EXERCISE DESCRIPTION:
Reproduce each record exactly, leaving out no line.

········

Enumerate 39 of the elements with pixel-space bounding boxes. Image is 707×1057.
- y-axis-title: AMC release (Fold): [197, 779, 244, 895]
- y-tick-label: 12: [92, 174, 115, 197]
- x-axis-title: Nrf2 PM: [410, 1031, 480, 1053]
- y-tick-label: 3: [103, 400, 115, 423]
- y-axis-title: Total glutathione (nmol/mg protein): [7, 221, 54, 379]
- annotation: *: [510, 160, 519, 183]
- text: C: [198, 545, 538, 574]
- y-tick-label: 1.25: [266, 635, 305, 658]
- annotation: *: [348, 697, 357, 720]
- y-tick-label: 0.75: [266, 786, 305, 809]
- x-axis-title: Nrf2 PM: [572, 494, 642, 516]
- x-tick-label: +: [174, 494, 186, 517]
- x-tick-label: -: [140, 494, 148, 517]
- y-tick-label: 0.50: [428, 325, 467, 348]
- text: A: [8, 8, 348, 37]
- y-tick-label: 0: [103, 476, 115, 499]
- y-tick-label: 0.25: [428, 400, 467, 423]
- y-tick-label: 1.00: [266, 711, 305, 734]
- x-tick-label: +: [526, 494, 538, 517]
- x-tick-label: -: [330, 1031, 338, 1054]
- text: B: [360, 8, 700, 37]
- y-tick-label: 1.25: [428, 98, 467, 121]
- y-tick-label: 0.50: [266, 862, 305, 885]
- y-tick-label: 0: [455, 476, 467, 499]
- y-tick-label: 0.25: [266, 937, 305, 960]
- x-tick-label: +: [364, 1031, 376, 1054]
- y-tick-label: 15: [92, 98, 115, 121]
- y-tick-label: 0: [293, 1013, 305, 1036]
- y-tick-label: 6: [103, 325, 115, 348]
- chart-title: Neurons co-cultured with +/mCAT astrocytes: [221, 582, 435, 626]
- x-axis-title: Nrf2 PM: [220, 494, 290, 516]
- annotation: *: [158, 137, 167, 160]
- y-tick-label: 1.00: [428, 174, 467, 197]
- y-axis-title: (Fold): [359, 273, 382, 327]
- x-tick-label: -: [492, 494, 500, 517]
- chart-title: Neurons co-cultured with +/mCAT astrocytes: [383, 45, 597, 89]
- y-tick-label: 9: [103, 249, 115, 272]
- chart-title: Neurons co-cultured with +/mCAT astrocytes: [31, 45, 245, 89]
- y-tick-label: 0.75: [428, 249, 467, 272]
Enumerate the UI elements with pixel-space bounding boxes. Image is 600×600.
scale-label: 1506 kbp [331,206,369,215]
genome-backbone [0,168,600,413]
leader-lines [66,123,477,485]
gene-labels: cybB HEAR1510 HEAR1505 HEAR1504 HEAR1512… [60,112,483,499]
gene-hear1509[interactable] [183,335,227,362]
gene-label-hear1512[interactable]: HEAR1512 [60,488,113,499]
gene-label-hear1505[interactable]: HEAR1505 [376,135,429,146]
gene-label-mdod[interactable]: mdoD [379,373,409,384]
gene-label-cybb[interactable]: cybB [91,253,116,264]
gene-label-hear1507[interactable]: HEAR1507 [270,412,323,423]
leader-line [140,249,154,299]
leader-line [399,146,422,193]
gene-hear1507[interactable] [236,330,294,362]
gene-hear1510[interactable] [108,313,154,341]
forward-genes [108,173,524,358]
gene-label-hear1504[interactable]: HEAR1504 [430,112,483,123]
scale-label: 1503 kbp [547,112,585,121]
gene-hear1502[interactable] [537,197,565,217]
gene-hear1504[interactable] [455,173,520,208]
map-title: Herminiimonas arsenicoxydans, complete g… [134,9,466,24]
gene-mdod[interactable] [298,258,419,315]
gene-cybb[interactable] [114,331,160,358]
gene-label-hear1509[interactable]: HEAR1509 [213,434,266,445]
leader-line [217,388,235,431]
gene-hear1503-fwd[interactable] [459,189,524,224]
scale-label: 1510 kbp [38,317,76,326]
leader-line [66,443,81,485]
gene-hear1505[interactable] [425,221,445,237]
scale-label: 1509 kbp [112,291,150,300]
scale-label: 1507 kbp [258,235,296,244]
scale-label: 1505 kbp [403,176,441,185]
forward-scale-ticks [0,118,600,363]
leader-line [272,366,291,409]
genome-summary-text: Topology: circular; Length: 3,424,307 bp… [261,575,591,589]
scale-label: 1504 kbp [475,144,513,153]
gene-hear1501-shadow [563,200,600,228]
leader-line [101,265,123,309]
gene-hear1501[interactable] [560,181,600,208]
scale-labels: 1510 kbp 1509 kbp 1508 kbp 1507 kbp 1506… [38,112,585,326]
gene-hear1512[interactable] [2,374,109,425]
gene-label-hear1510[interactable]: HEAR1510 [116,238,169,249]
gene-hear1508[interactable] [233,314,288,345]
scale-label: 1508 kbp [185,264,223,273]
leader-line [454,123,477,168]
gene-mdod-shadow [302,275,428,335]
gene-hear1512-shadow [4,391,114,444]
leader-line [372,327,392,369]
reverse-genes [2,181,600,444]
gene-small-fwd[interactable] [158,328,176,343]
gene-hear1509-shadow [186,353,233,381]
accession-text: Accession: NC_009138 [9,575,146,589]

········

RESPONSE TO THIS EXERCISE:
Enumerate 39 of the elements with pixel-space bounding boxes. Image is 707×1057.
- y-axis-title: AMC release (Fold): [197, 779, 244, 895]
- y-tick-label: 12: [92, 174, 115, 197]
- x-axis-title: Nrf2 PM: [410, 1031, 480, 1053]
- y-tick-label: 3: [103, 400, 115, 423]
- y-axis-title: Total glutathione (nmol/mg protein): [7, 221, 54, 379]
- annotation: *: [510, 160, 519, 183]
- text: C: [198, 545, 538, 574]
- y-tick-label: 1.25: [266, 635, 305, 658]
- annotation: *: [348, 697, 357, 720]
- y-tick-label: 0.75: [266, 786, 305, 809]
- x-axis-title: Nrf2 PM: [572, 494, 642, 516]
- x-tick-label: +: [174, 494, 186, 517]
- x-tick-label: -: [140, 494, 148, 517]
- y-tick-label: 0.50: [428, 325, 467, 348]
- text: A: [8, 8, 348, 37]
- y-tick-label: 0: [103, 476, 115, 499]
- y-tick-label: 0.25: [428, 400, 467, 423]
- y-tick-label: 1.00: [266, 711, 305, 734]
- x-tick-label: +: [526, 494, 538, 517]
- x-tick-label: -: [330, 1031, 338, 1054]
- text: B: [360, 8, 700, 37]
- y-tick-label: 1.25: [428, 98, 467, 121]
- y-tick-label: 0.50: [266, 862, 305, 885]
- y-tick-label: 0: [455, 476, 467, 499]
- y-tick-label: 0.25: [266, 937, 305, 960]
- x-tick-label: +: [364, 1031, 376, 1054]
- y-tick-label: 15: [92, 98, 115, 121]
- y-tick-label: 0: [293, 1013, 305, 1036]
- y-tick-label: 6: [103, 325, 115, 348]
- chart-title: Neurons co-cultured with +/mCAT astrocytes: [221, 582, 435, 626]
- x-axis-title: Nrf2 PM: [220, 494, 290, 516]
- annotation: *: [158, 137, 167, 160]
- y-tick-label: 1.00: [428, 174, 467, 197]
- y-axis-title: (Fold): [359, 273, 382, 327]
- x-tick-label: -: [492, 494, 500, 517]
- chart-title: Neurons co-cultured with +/mCAT astrocytes: [383, 45, 597, 89]
- y-tick-label: 9: [103, 249, 115, 272]
- chart-title: Neurons co-cultured with +/mCAT astrocytes: [31, 45, 245, 89]
- y-tick-label: 0.75: [428, 249, 467, 272]
Enumerate the UI elements with pixel-space bounding boxes. Image is 600×600.
scale-label: 1506 kbp [331,206,369,215]
genome-backbone [0,168,600,413]
leader-lines [66,123,477,485]
gene-labels: cybB HEAR1510 HEAR1505 HEAR1504 HEAR1512… [60,112,483,499]
gene-hear1509[interactable] [183,335,227,362]
gene-label-hear1512[interactable]: HEAR1512 [60,488,113,499]
gene-label-hear1505[interactable]: HEAR1505 [376,135,429,146]
gene-label-mdod[interactable]: mdoD [379,373,409,384]
gene-label-cybb[interactable]: cybB [91,253,116,264]
gene-label-hear1507[interactable]: HEAR1507 [270,412,323,423]
leader-line [140,249,154,299]
leader-line [399,146,422,193]
gene-hear1507[interactable] [236,330,294,362]
gene-hear1510[interactable] [108,313,154,341]
forward-genes [108,173,524,358]
gene-label-hear1504[interactable]: HEAR1504 [430,112,483,123]
scale-label: 1503 kbp [547,112,585,121]
gene-hear1502[interactable] [537,197,565,217]
gene-hear1504[interactable] [455,173,520,208]
map-title: Herminiimonas arsenicoxydans, complete g… [134,9,466,24]
gene-mdod[interactable] [298,258,419,315]
gene-cybb[interactable] [114,331,160,358]
gene-label-hear1509[interactable]: HEAR1509 [213,434,266,445]
leader-line [217,388,235,431]
gene-hear1503-fwd[interactable] [459,189,524,224]
scale-label: 1510 kbp [38,317,76,326]
leader-line [66,443,81,485]
gene-hear1505[interactable] [425,221,445,237]
scale-label: 1509 kbp [112,291,150,300]
scale-label: 1507 kbp [258,235,296,244]
scale-label: 1505 kbp [403,176,441,185]
forward-scale-ticks [0,118,600,363]
leader-line [272,366,291,409]
genome-summary-text: Topology: circular; Length: 3,424,307 bp… [261,575,591,589]
scale-label: 1504 kbp [475,144,513,153]
gene-hear1501-shadow [563,200,600,228]
leader-line [101,265,123,309]
gene-hear1501[interactable] [560,181,600,208]
scale-labels: 1510 kbp 1509 kbp 1508 kbp 1507 kbp 1506… [38,112,585,326]
gene-hear1512[interactable] [2,374,109,425]
gene-label-hear1510[interactable]: HEAR1510 [116,238,169,249]
gene-hear1508[interactable] [233,314,288,345]
scale-label: 1508 kbp [185,264,223,273]
leader-line [454,123,477,168]
gene-mdod-shadow [302,275,428,335]
gene-hear1512-shadow [4,391,114,444]
leader-line [372,327,392,369]
reverse-genes [2,181,600,444]
gene-small-fwd[interactable] [158,328,176,343]
gene-hear1509-shadow [186,353,233,381]
accession-text: Accession: NC_009138 [9,575,146,589]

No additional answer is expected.